● **TASKS**
• a. Please list every flag in the output of 'dpkg-buildflags --get CFLAGS' given in the libclc bug report.
• b. Repeat the libclc bug report text between "So, I checked" and "libclc in debian.", inclusive.
• c. Pick up the libclc bug report after its final sentence and carry it further.

● **DOCUMENT TEXT**
────────
And to answer the implied question: libclc supports multiple LLVM versions, and we've supported LLVM 6.0.x in libclc for a while now (and still build against 3.9 - 7.0.0svn).
I reverted llvm to the 6.0.0 version packaged in the padoka ppa (from my 7.0svn build) and libclc to the package manager's version and managed to reproduce the failure.
Since mesa hadn't changed and LLVM didn't seem to be the issue, I upgraded libclc to the current upstream revision (still built using llvm 6.0.0), and it started working.
Figuring that debian's version included the git checkout date, I checked out the latest code as of both Mar 8 and Mar 12, but both of those worked as well.
So, I checked out the debian sources and re-built their .debs on my system, those failed.
They've patched configure.py in libclc to add in some debian-specific build flags. When I copied those changes to upstream libclc as of 20180312 it started failing in the same way. Those same changes also break the current upstream libclc source.
The specific lines that debian have patched libclc's configure.py with that break things seem to be:
Where the output of 'dpkg-buildflags --get CFLAGS' for me is:
-g -O2 -fdebug-prefix-map=/home/awatry/src/libclc=. -fstack-protector-strong -Wformat -Werror=format-security
Something in there is breaking the bitcode compilation for libclc in debian.
For background, this is the CFLAGS that Debian passes when compiling all C programs. From the GCC man page:
-fstack-protector
Emit extra code to check for buffer overflows, such as stack smashing
attacks. This is done by adding a guard variable to functions with
vulnerable objects. This includes functions that call "alloca", and
functions with buffers larger than 8 bytes. The guards are initialized when
a function is entered and then checked when the function exits. If a guard
check fails, an error message is printed and the program exits.
-fstack-protector-strong
Like -fstack-protector but includes additional functions to be protected ---
those that have local array definitions, or have references to local frame
addresses.
Of course GPUs are different so this may not be appropriate. I'm not familiar with how OpenCLs work so please confirm what the most appropriate solution is for Debian, either:
append -fno-stack-protector to the Debian flags, if the other flags are appropriate/relevant here
omit all the flags completely and leave clang_bc_flags alone, if this is such a special thing that Debian's system-policy CFLAGS should be completely ignored
I guess a third possibility is that stack protectors are actually relevant for GPUs but Clang/LLVM is not generating correct code for those in this case.
────────
● **SUPPLIED DATA**
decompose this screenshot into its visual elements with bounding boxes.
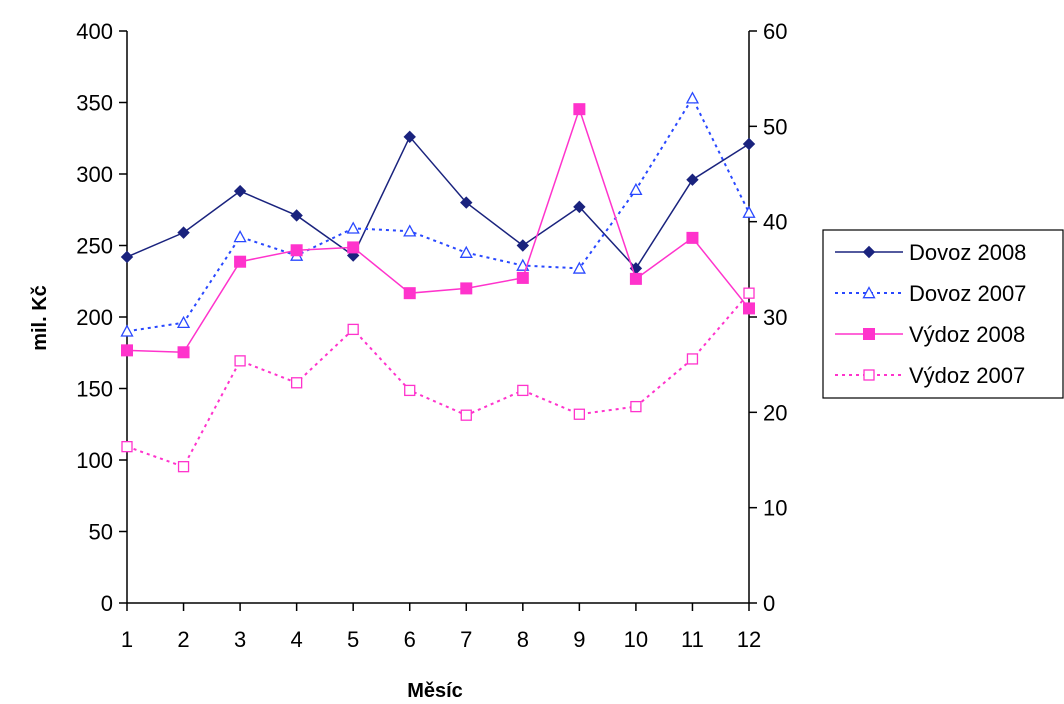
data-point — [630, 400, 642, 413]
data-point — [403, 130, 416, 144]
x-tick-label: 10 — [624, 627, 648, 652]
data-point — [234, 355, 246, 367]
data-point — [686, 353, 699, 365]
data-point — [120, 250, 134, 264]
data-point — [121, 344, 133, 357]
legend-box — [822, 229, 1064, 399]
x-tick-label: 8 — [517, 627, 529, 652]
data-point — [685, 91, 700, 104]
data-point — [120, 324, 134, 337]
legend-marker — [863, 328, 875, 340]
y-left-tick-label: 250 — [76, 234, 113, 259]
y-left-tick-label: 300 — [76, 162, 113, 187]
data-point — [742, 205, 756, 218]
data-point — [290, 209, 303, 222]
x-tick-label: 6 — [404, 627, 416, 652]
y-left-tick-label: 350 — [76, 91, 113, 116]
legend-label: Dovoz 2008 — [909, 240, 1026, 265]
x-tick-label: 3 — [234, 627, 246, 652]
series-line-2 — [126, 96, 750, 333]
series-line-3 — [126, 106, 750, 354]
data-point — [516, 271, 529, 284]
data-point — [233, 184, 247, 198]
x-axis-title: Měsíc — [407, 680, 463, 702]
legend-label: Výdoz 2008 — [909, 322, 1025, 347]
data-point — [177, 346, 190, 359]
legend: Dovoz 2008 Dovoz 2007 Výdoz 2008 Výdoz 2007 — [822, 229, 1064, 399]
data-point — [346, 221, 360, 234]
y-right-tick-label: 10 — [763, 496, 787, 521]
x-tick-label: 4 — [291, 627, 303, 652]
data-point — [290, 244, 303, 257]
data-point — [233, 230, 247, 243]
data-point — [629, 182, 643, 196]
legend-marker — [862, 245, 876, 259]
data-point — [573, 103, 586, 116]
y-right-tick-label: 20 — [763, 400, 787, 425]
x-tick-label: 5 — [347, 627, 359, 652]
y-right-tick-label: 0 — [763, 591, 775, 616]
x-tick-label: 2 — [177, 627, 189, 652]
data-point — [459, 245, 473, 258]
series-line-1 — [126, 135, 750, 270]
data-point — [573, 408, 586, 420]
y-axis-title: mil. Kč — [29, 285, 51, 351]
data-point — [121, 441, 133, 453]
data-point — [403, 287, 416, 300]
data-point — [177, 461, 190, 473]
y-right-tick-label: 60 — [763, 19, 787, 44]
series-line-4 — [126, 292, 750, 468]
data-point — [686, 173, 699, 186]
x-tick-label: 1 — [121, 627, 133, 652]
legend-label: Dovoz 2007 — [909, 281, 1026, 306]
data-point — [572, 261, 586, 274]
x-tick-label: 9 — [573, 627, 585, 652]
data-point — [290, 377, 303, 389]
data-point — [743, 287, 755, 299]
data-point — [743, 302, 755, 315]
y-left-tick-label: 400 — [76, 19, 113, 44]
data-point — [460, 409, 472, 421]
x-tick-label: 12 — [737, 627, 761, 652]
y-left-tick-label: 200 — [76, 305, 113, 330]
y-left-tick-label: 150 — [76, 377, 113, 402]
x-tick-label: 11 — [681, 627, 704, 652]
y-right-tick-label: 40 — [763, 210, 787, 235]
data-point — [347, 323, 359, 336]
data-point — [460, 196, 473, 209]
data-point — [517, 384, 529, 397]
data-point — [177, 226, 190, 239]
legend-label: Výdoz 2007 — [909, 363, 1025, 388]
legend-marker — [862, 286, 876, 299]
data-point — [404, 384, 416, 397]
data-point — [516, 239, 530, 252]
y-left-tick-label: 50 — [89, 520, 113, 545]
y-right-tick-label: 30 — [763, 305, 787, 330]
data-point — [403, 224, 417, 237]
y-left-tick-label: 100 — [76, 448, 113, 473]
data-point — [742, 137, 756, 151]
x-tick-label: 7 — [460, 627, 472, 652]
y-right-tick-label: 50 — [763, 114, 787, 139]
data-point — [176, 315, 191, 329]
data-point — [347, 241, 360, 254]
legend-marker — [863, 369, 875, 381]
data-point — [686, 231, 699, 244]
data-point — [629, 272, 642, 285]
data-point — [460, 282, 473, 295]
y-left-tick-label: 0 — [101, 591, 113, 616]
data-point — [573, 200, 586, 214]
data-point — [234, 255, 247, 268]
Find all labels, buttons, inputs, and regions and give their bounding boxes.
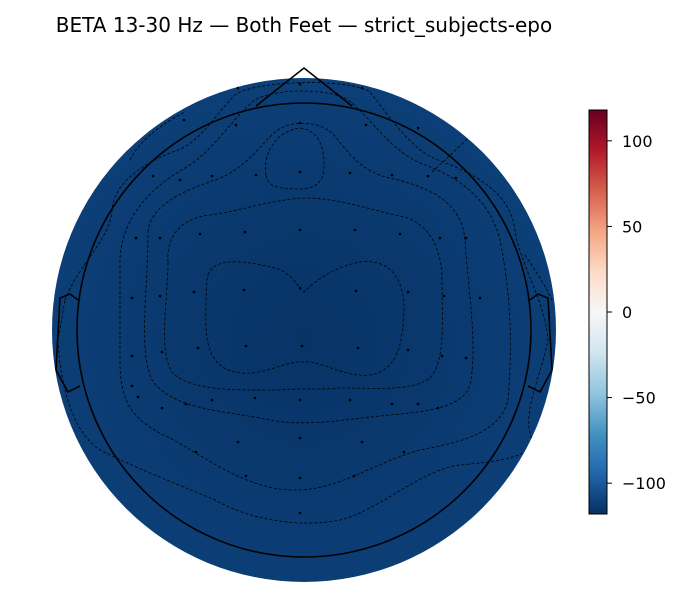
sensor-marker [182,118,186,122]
────────
● **WRITTEN ANSWERS**
• a.
-g
-O2
-fdebug-prefix-map=/home/awatry/src/libclc=.
-fstack-protector-strong
-Wformat
-Werror=format-security

• b.
So, I checked out the debian sources and re-built their .debs on my system, those failed.
They've patched configure.py in libclc to add in some debian-specific build flags. When I copied those changes to upstream libclc as of 20180312 it started failing in the same way. Those same changes also break the current upstream libclc source.
The specific lines that debian have patched libclc's configure.py with that break things seem to be:
Where the output of 'dpkg-buildflags --get CFLAGS' for me is:
-g -O2 -fdebug-prefix-map=/home/awatry/src/libclc=. -fstack-protector-strong -Wformat -Werror=format-security
Something in there is breaking the bitcode compilation for libclc in debian.

• c.
GPUs don't really have a stack (not for data anyway) and AMDGCN backend currently inlines all function calls anyway.
I'm not sure what kind of checks the flag adds.
If anyone can upload the different libclc bitcode it should be easy to spot.
My guess would be that it adds some initialized global variables used in internal checks. This is illegal in CLC. only variables in constant address space can have initializers.
IMO Debian should not be arbitrarily adding compilation flags unless they know what they're doing and they have tested the resulting package.
local variables are stored in private address space which is backed either by register file, or private buffers.
using volatile, to control where it is located, is a rather hacky workaround of suboptimal register allocation/instruction scheduling.
Reporting a llvm bug with a reproducer can help. it'd need to be reproducible using llvm-7, there are no further releases of llvm-5 or 6 planned.
Didn't yet get a chance to test it with LLVM 7 yet but I didn't manage to
find any related bugs in their tracker so perhaps nobody fixed it yet.
Hi,
sorry for the late reply. given the already strained time/resources, this is not a priority. The fix to this bug is for Debian to stop modifying libclc cflags.
There's a fix for this in the Debian experimental package for libclc. If you haven't already done so and this bug affects you, please test and give feedback on the Debian bug.